Record extracts
:::
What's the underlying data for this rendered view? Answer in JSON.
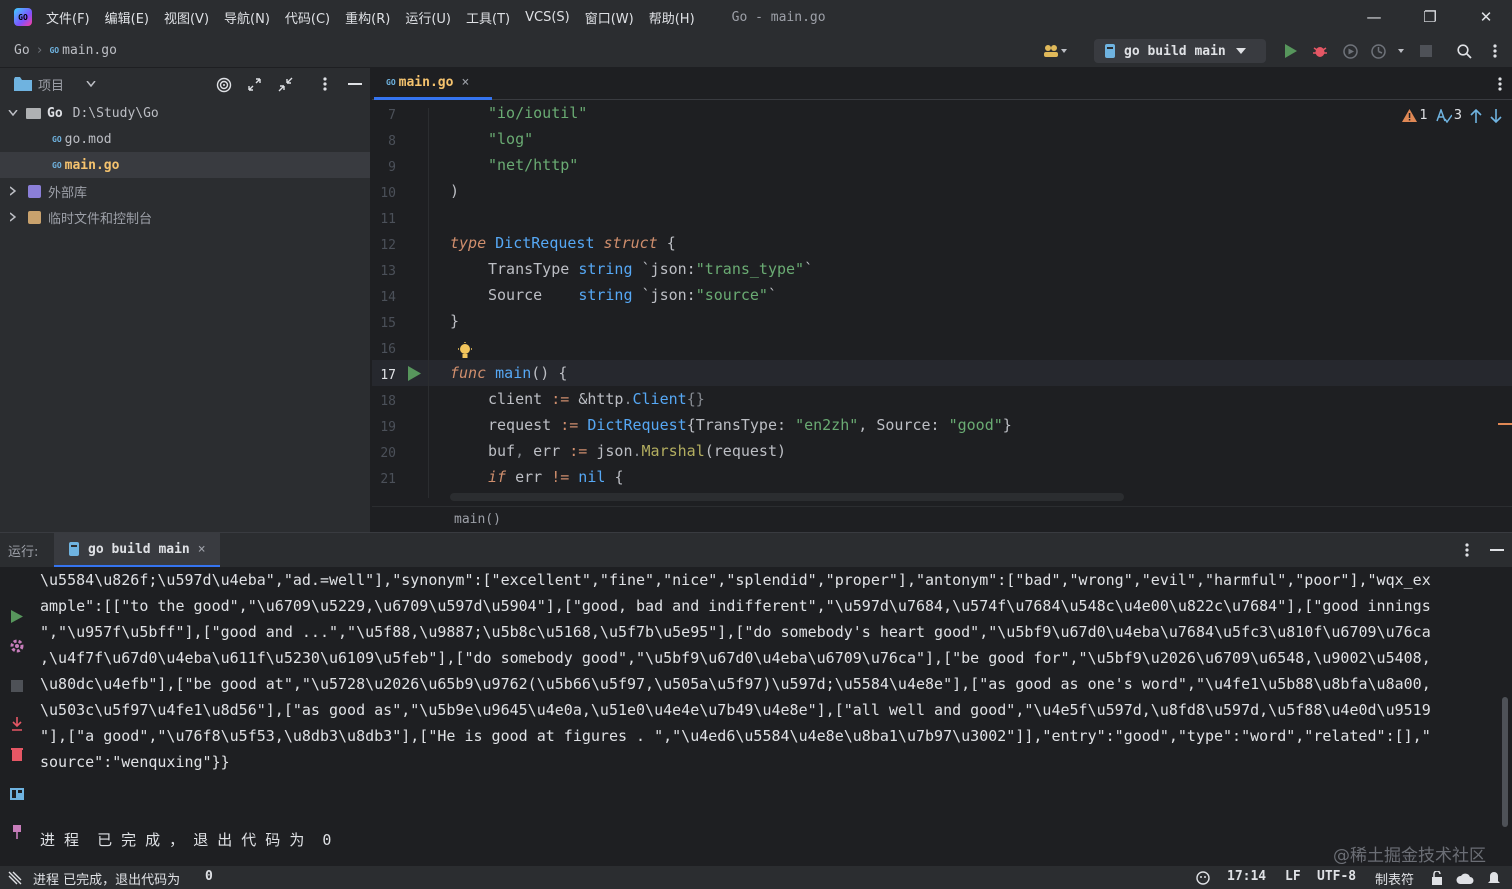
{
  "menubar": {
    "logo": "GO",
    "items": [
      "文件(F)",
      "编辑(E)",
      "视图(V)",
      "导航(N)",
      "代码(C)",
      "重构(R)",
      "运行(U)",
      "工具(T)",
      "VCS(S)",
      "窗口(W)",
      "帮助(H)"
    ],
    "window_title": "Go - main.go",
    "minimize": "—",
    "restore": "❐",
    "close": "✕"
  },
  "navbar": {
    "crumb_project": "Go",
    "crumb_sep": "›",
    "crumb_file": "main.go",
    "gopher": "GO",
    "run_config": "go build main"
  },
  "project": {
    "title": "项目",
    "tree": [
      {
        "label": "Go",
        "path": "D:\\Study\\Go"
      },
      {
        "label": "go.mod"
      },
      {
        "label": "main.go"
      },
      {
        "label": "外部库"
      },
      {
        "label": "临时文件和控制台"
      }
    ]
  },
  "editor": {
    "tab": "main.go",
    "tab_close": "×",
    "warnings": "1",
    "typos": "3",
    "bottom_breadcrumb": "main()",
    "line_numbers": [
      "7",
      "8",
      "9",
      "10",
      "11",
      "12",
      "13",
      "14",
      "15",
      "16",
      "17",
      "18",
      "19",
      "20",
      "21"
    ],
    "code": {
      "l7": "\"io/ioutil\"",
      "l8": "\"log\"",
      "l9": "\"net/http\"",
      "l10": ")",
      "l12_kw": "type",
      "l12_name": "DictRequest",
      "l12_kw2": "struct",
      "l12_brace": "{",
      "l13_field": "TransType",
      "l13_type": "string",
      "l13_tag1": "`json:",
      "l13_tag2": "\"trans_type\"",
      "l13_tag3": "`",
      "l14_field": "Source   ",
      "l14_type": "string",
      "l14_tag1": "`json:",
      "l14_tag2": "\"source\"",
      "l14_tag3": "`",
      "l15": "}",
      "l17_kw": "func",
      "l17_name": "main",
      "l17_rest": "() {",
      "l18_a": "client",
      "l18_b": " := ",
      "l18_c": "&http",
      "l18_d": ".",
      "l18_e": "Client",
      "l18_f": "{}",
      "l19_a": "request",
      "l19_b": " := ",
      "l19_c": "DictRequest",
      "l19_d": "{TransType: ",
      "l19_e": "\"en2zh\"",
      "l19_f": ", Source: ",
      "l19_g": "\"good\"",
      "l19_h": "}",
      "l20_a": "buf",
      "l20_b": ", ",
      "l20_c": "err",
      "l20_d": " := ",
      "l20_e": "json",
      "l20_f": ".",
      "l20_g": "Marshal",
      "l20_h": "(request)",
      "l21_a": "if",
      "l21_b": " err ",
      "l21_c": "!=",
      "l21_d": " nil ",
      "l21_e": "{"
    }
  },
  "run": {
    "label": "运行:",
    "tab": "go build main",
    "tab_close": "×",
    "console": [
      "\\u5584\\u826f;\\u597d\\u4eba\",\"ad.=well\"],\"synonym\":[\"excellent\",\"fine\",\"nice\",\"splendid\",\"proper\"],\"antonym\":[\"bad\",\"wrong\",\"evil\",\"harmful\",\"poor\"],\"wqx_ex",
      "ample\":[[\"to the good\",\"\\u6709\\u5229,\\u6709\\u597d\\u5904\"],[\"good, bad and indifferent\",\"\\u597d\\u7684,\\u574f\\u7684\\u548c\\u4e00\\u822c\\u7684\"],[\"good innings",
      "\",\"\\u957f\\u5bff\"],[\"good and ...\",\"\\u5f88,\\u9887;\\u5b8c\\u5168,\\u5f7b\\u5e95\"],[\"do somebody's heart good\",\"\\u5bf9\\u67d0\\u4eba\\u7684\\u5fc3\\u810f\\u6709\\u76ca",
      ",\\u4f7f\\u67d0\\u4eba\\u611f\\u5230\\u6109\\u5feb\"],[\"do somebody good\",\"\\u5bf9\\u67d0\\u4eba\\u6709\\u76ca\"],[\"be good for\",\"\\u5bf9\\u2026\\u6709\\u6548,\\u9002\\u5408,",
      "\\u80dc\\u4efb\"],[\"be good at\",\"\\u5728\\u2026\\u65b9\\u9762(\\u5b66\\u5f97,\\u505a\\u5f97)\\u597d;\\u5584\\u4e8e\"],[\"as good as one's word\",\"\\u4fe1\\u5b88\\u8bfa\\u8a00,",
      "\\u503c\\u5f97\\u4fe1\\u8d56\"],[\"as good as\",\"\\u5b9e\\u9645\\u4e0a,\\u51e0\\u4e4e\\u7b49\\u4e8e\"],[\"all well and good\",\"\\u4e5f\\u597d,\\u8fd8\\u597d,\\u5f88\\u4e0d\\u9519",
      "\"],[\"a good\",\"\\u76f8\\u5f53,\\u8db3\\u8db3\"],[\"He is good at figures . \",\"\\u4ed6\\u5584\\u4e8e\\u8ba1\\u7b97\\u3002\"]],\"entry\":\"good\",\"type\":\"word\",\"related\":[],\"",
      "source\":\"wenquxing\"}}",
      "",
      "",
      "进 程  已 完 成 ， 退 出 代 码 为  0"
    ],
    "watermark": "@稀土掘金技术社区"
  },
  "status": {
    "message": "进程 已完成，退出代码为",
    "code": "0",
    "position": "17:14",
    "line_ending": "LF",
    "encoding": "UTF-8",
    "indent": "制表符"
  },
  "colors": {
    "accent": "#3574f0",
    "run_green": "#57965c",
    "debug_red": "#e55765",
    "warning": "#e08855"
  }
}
:::
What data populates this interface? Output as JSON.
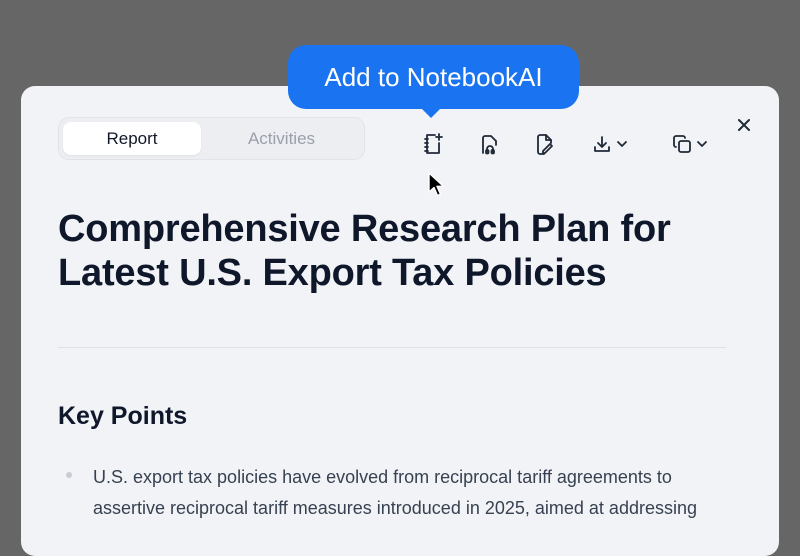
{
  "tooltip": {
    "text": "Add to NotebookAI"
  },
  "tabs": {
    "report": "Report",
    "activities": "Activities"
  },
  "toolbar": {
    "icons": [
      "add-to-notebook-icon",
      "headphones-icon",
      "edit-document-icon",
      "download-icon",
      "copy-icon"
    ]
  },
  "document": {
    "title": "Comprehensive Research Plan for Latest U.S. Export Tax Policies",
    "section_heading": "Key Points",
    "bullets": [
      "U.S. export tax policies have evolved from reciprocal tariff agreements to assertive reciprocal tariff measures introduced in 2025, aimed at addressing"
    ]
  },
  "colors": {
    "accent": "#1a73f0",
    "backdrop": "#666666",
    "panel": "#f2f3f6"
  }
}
:::
Exercise task
Select every line of the records holding the string "this".

The reply
What's the underlying data for this rendered view? Answer in JSON.
What data populates this interface? Output as JSON.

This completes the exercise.